(Goal of the exercise) Extract every line of the material that holds the string "常见有机化合物的合成".

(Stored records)
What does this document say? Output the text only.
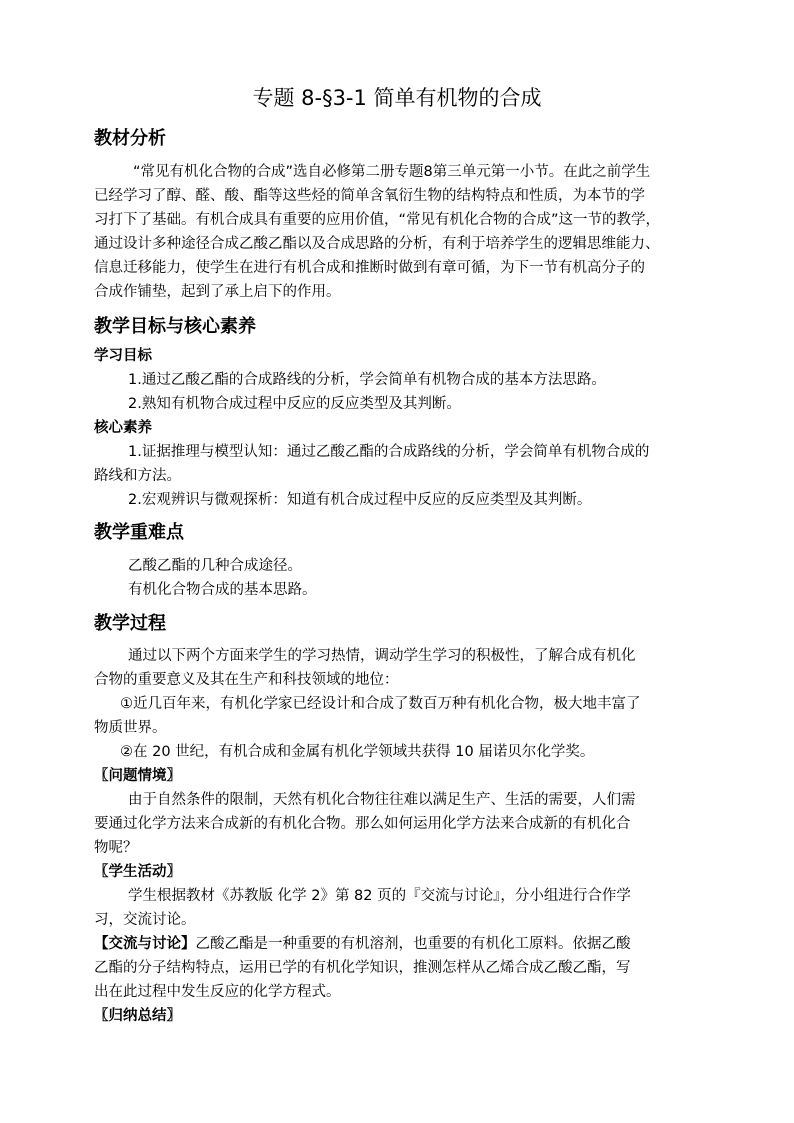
专题 8-§3-1 简单有机物的合成
教材分析
“常见有机化合物的合成”选自必修第二册专题8第三单元第一小节。在此之前学生
已经学习了醇、醛、酸、酯等这些烃的简单含氧衍生物的结构特点和性质，为本节的学
习打下了基础。有机合成具有重要的应用价值，“常见有机化合物的合成”这一节的教学，
通过设计多种途径合成乙酸乙酯以及合成思路的分析，有利于培养学生的逻辑思维能力、
信息迁移能力，使学生在进行有机合成和推断时做到有章可循，为下一节有机高分子的
合成作铺垫，起到了承上启下的作用。
教学目标与核心素养
学习目标
1.通过乙酸乙酯的合成路线的分析，学会简单有机物合成的基本方法思路。
2.熟知有机物合成过程中反应的反应类型及其判断。
核心素养
1.证据推理与模型认知：通过乙酸乙酯的合成路线的分析，学会简单有机物合成的
路线和方法。
2.宏观辨识与微观探析：知道有机合成过程中反应的反应类型及其判断。
教学重难点
乙酸乙酯的几种合成途径。
有机化合物合成的基本思路。
教学过程
通过以下两个方面来学生的学习热情，调动学生学习的积极性，了解合成有机化
合物的重要意义及其在生产和科技领域的地位：
①近几百年来，有机化学家已经设计和合成了数百万种有机化合物，极大地丰富了
物质世界。
②在 20 世纪，有机合成和金属有机化学领域共获得 10 届诺贝尔化学奖。
〖问题情境〗
由于自然条件的限制，天然有机化合物往往难以满足生产、生活的需要，人们需
要通过化学方法来合成新的有机化合物。那么如何运用化学方法来合成新的有机化合
物呢？
〖学生活动〗
学生根据教材《苏教版 化学 2》第 82 页的『交流与讨论』，分小组进行合作学
习，交流讨论。
【交流与讨论】乙酸乙酯是一种重要的有机溶剂，也重要的有机化工原料。依据乙酸
乙酯的分子结构特点，运用已学的有机化学知识，推测怎样从乙烯合成乙酸乙酯，写
出在此过程中发生反应的化学方程式。
〖归纳总结〗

(Full output)
“常见有机化合物的合成”选自必修第二册专题8第三单元第一小节。在此之前学生
习打下了基础。有机合成具有重要的应用价值，“常见有机化合物的合成”这一节的教学，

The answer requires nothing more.